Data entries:
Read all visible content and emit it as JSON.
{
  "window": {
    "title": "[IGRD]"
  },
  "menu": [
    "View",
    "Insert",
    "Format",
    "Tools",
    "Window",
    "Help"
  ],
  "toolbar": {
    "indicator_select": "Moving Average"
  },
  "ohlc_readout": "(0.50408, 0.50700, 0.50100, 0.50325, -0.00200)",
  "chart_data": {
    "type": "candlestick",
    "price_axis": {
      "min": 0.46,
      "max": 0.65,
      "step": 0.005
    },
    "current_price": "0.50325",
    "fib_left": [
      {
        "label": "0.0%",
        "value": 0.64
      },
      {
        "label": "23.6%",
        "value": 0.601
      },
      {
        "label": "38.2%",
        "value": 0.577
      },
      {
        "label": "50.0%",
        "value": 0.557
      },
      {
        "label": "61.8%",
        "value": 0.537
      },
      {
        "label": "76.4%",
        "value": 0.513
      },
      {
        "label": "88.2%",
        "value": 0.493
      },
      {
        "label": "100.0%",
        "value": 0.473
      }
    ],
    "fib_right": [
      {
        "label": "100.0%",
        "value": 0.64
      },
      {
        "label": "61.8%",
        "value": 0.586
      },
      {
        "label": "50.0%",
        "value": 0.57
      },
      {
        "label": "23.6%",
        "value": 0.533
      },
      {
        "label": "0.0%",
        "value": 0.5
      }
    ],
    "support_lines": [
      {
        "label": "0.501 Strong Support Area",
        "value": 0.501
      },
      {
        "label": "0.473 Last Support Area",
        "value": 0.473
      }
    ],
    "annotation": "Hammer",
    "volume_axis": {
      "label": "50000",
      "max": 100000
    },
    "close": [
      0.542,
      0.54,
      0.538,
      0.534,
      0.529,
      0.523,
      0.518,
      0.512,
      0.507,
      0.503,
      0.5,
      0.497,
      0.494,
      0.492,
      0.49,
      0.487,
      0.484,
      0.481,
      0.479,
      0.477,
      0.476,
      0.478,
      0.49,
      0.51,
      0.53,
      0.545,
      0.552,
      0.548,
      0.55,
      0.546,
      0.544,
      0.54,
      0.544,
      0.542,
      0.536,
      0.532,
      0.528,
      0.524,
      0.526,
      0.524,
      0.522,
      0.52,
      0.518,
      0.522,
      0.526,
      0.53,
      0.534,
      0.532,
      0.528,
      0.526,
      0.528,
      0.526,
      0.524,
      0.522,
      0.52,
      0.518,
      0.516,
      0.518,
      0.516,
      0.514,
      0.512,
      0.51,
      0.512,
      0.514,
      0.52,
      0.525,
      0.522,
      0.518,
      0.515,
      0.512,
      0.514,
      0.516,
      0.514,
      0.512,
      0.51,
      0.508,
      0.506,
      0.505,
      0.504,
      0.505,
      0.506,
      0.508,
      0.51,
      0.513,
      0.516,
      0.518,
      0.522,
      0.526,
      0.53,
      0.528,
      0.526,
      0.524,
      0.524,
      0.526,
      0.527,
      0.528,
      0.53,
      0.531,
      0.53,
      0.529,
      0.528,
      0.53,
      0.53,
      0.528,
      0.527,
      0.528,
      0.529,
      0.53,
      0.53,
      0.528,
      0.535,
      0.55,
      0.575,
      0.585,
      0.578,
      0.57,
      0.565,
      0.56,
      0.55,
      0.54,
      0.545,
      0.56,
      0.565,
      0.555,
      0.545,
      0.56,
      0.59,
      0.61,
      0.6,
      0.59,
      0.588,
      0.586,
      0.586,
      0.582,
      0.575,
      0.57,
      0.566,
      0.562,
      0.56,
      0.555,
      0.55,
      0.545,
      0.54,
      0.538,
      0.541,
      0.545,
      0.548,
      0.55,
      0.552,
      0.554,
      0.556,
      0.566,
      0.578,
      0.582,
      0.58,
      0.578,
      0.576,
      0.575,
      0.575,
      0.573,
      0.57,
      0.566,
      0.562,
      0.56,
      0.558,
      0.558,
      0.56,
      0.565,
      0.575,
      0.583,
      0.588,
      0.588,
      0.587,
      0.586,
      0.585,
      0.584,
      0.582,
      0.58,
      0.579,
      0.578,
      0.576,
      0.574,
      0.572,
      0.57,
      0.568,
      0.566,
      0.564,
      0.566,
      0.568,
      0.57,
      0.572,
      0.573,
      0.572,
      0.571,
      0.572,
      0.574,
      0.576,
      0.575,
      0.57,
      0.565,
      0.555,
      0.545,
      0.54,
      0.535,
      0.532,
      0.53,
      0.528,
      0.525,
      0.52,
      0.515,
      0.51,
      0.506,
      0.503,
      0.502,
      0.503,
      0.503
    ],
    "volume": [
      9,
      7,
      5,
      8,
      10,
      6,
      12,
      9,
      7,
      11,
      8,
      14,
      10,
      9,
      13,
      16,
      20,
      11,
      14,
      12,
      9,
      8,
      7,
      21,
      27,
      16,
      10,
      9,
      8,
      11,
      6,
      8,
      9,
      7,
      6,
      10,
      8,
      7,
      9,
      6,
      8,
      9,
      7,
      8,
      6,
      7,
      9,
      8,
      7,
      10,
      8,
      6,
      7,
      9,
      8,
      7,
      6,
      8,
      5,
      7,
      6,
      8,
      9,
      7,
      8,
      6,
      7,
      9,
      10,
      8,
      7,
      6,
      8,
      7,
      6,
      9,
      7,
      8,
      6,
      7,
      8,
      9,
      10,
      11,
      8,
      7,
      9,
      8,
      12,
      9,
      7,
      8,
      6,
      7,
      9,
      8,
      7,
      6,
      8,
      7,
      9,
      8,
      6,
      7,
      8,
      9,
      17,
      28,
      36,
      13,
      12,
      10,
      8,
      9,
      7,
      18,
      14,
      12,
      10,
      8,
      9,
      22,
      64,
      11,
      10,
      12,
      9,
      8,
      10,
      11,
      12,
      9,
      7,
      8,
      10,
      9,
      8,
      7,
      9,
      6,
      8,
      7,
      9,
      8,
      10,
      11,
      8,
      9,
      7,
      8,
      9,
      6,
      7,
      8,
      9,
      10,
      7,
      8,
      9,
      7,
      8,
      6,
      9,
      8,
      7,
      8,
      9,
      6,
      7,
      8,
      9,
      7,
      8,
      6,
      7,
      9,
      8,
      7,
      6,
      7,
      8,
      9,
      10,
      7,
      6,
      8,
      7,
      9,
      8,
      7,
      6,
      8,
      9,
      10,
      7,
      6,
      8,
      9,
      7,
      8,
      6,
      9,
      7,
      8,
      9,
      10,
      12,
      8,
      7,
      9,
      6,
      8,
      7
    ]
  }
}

## Task prompt
Everything in the listing above should be restated exactly.

## Result of this task
Read all visible content and emit it as JSON.
{
  "window": {
    "title": "[IGRD]"
  },
  "menu": [
    "View",
    "Insert",
    "Format",
    "Tools",
    "Window",
    "Help"
  ],
  "toolbar": {
    "indicator_select": "Moving Average"
  },
  "ohlc_readout": "(0.50408, 0.50700, 0.50100, 0.50325, -0.00200)",
  "chart_data": {
    "type": "candlestick",
    "price_axis": {
      "min": 0.46,
      "max": 0.65,
      "step": 0.005
    },
    "current_price": "0.50325",
    "fib_left": [
      {
        "label": "0.0%",
        "value": 0.64
      },
      {
        "label": "23.6%",
        "value": 0.601
      },
      {
        "label": "38.2%",
        "value": 0.577
      },
      {
        "label": "50.0%",
        "value": 0.557
      },
      {
        "label": "61.8%",
        "value": 0.537
      },
      {
        "label": "76.4%",
        "value": 0.513
      },
      {
        "label": "88.2%",
        "value": 0.493
      },
      {
        "label": "100.0%",
        "value": 0.473
      }
    ],
    "fib_right": [
      {
        "label": "100.0%",
        "value": 0.64
      },
      {
        "label": "61.8%",
        "value": 0.586
      },
      {
        "label": "50.0%",
        "value": 0.57
      },
      {
        "label": "23.6%",
        "value": 0.533
      },
      {
        "label": "0.0%",
        "value": 0.5
      }
    ],
    "support_lines": [
      {
        "label": "0.501 Strong Support Area",
        "value": 0.501
      },
      {
        "label": "0.473 Last Support Area",
        "value": 0.473
      }
    ],
    "annotation": "Hammer",
    "volume_axis": {
      "label": "50000",
      "max": 100000
    },
    "close": [
      0.542,
      0.54,
      0.538,
      0.534,
      0.529,
      0.523,
      0.518,
      0.512,
      0.507,
      0.503,
      0.5,
      0.497,
      0.494,
      0.492,
      0.49,
      0.487,
      0.484,
      0.481,
      0.479,
      0.477,
      0.476,
      0.478,
      0.49,
      0.51,
      0.53,
      0.545,
      0.552,
      0.548,
      0.55,
      0.546,
      0.544,
      0.54,
      0.544,
      0.542,
      0.536,
      0.532,
      0.528,
      0.524,
      0.526,
      0.524,
      0.522,
      0.52,
      0.518,
      0.522,
      0.526,
      0.53,
      0.534,
      0.532,
      0.528,
      0.526,
      0.528,
      0.526,
      0.524,
      0.522,
      0.52,
      0.518,
      0.516,
      0.518,
      0.516,
      0.514,
      0.512,
      0.51,
      0.512,
      0.514,
      0.52,
      0.525,
      0.522,
      0.518,
      0.515,
      0.512,
      0.514,
      0.516,
      0.514,
      0.512,
      0.51,
      0.508,
      0.506,
      0.505,
      0.504,
      0.505,
      0.506,
      0.508,
      0.51,
      0.513,
      0.516,
      0.518,
      0.522,
      0.526,
      0.53,
      0.528,
      0.526,
      0.524,
      0.524,
      0.526,
      0.527,
      0.528,
      0.53,
      0.531,
      0.53,
      0.529,
      0.528,
      0.53,
      0.53,
      0.528,
      0.527,
      0.528,
      0.529,
      0.53,
      0.53,
      0.528,
      0.535,
      0.55,
      0.575,
      0.585,
      0.578,
      0.57,
      0.565,
      0.56,
      0.55,
      0.54,
      0.545,
      0.56,
      0.565,
      0.555,
      0.545,
      0.56,
      0.59,
      0.61,
      0.6,
      0.59,
      0.588,
      0.586,
      0.586,
      0.582,
      0.575,
      0.57,
      0.566,
      0.562,
      0.56,
      0.555,
      0.55,
      0.545,
      0.54,
      0.538,
      0.541,
      0.545,
      0.548,
      0.55,
      0.552,
      0.554,
      0.556,
      0.566,
      0.578,
      0.582,
      0.58,
      0.578,
      0.576,
      0.575,
      0.575,
      0.573,
      0.57,
      0.566,
      0.562,
      0.56,
      0.558,
      0.558,
      0.56,
      0.565,
      0.575,
      0.583,
      0.588,
      0.588,
      0.587,
      0.586,
      0.585,
      0.584,
      0.582,
      0.58,
      0.579,
      0.578,
      0.576,
      0.574,
      0.572,
      0.57,
      0.568,
      0.566,
      0.564,
      0.566,
      0.568,
      0.57,
      0.572,
      0.573,
      0.572,
      0.571,
      0.572,
      0.574,
      0.576,
      0.575,
      0.57,
      0.565,
      0.555,
      0.545,
      0.54,
      0.535,
      0.532,
      0.53,
      0.528,
      0.525,
      0.52,
      0.515,
      0.51,
      0.506,
      0.503,
      0.502,
      0.503,
      0.503
    ],
    "volume": [
      9,
      7,
      5,
      8,
      10,
      6,
      12,
      9,
      7,
      11,
      8,
      14,
      10,
      9,
      13,
      16,
      20,
      11,
      14,
      12,
      9,
      8,
      7,
      21,
      27,
      16,
      10,
      9,
      8,
      11,
      6,
      8,
      9,
      7,
      6,
      10,
      8,
      7,
      9,
      6,
      8,
      9,
      7,
      8,
      6,
      7,
      9,
      8,
      7,
      10,
      8,
      6,
      7,
      9,
      8,
      7,
      6,
      8,
      5,
      7,
      6,
      8,
      9,
      7,
      8,
      6,
      7,
      9,
      10,
      8,
      7,
      6,
      8,
      7,
      6,
      9,
      7,
      8,
      6,
      7,
      8,
      9,
      10,
      11,
      8,
      7,
      9,
      8,
      12,
      9,
      7,
      8,
      6,
      7,
      9,
      8,
      7,
      6,
      8,
      7,
      9,
      8,
      6,
      7,
      8,
      9,
      17,
      28,
      36,
      13,
      12,
      10,
      8,
      9,
      7,
      18,
      14,
      12,
      10,
      8,
      9,
      22,
      64,
      11,
      10,
      12,
      9,
      8,
      10,
      11,
      12,
      9,
      7,
      8,
      10,
      9,
      8,
      7,
      9,
      6,
      8,
      7,
      9,
      8,
      10,
      11,
      8,
      9,
      7,
      8,
      9,
      6,
      7,
      8,
      9,
      10,
      7,
      8,
      9,
      7,
      8,
      6,
      9,
      8,
      7,
      8,
      9,
      6,
      7,
      8,
      9,
      7,
      8,
      6,
      7,
      9,
      8,
      7,
      6,
      7,
      8,
      9,
      10,
      7,
      6,
      8,
      7,
      9,
      8,
      7,
      6,
      8,
      9,
      10,
      7,
      6,
      8,
      9,
      7,
      8,
      6,
      9,
      7,
      8,
      9,
      10,
      12,
      8,
      7,
      9,
      6,
      8,
      7
    ]
  }
}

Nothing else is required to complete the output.